Copy all of the records below verbatim.
[BEGIN Data excerpts]
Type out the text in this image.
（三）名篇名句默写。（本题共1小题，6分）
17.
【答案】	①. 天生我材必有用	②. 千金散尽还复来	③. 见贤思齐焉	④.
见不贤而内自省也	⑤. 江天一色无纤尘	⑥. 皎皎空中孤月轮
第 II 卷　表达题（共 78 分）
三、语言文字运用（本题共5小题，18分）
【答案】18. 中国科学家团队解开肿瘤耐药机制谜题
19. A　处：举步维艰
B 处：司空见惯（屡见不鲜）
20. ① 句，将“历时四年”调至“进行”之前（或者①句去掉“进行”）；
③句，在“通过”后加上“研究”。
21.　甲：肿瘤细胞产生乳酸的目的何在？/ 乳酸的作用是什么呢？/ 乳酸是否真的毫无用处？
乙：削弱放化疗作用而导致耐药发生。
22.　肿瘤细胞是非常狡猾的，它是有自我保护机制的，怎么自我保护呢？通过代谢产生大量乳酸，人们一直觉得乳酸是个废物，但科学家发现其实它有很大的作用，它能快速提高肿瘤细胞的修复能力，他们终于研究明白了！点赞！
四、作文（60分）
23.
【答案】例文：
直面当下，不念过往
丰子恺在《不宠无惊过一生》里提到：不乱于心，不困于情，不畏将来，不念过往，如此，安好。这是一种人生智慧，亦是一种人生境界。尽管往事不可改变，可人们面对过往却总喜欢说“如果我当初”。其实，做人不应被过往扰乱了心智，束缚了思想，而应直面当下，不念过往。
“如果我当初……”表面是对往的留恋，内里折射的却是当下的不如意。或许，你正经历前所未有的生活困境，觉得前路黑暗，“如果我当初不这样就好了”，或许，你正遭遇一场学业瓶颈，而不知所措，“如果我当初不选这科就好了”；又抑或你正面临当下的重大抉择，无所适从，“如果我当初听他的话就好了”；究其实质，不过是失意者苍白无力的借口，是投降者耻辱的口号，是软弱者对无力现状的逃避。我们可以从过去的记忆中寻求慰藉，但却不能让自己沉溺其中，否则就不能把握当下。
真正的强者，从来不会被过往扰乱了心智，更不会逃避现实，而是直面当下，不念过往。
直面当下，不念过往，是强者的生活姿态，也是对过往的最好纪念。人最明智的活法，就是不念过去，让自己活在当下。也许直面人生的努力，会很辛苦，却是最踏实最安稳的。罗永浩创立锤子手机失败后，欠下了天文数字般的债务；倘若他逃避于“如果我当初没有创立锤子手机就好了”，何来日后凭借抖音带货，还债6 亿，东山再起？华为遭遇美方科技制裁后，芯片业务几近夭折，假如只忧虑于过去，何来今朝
[END Data excerpts]
* [Solution to the exercise]:
Type out the text in this image.
（三）名篇名句默写。（本题共1小题，6分）
17.
【答案】	①. 天生我材必有用	②. 千金散尽还复来	③. 见贤思齐焉	④.
见不贤而内自省也	⑤. 江天一色无纤尘	⑥. 皎皎空中孤月轮
第 II 卷　表达题（共 78 分）
三、语言文字运用（本题共5小题，18分）
【答案】18. 中国科学家团队解开肿瘤耐药机制谜题
19. A　处：举步维艰
B 处：司空见惯（屡见不鲜）
20. ① 句，将“历时四年”调至“进行”之前（或者①句去掉“进行”）；
③句，在“通过”后加上“研究”。
21.　甲：肿瘤细胞产生乳酸的目的何在？/ 乳酸的作用是什么呢？/ 乳酸是否真的毫无用处？
乙：削弱放化疗作用而导致耐药发生。
22.　肿瘤细胞是非常狡猾的，它是有自我保护机制的，怎么自我保护呢？通过代谢产生大量乳酸，人们一直觉得乳酸是个废物，但科学家发现其实它有很大的作用，它能快速提高肿瘤细胞的修复能力，他们终于研究明白了！点赞！
四、作文（60分）
23.
【答案】例文：
直面当下，不念过往
丰子恺在《不宠无惊过一生》里提到：不乱于心，不困于情，不畏将来，不念过往，如此，安好。这是一种人生智慧，亦是一种人生境界。尽管往事不可改变，可人们面对过往却总喜欢说“如果我当初”。其实，做人不应被过往扰乱了心智，束缚了思想，而应直面当下，不念过往。
“如果我当初……”表面是对往的留恋，内里折射的却是当下的不如意。或许，你正经历前所未有的生活困境，觉得前路黑暗，“如果我当初不这样就好了”，或许，你正遭遇一场学业瓶颈，而不知所措，“如果我当初不选这科就好了”；又抑或你正面临当下的重大抉择，无所适从，“如果我当初听他的话就好了”；究其实质，不过是失意者苍白无力的借口，是投降者耻辱的口号，是软弱者对无力现状的逃避。我们可以从过去的记忆中寻求慰藉，但却不能让自己沉溺其中，否则就不能把握当下。
真正的强者，从来不会被过往扰乱了心智，更不会逃避现实，而是直面当下，不念过往。
直面当下，不念过往，是强者的生活姿态，也是对过往的最好纪念。人最明智的活法，就是不念过去，让自己活在当下。也许直面人生的努力，会很辛苦，却是最踏实最安稳的。罗永浩创立锤子手机失败后，欠下了天文数字般的债务；倘若他逃避于“如果我当初没有创立锤子手机就好了”，何来日后凭借抖音带货，还债6 亿，东山再起？华为遭遇美方科技制裁后，芯片业务几近夭折，假如只忧虑于过去，何来今朝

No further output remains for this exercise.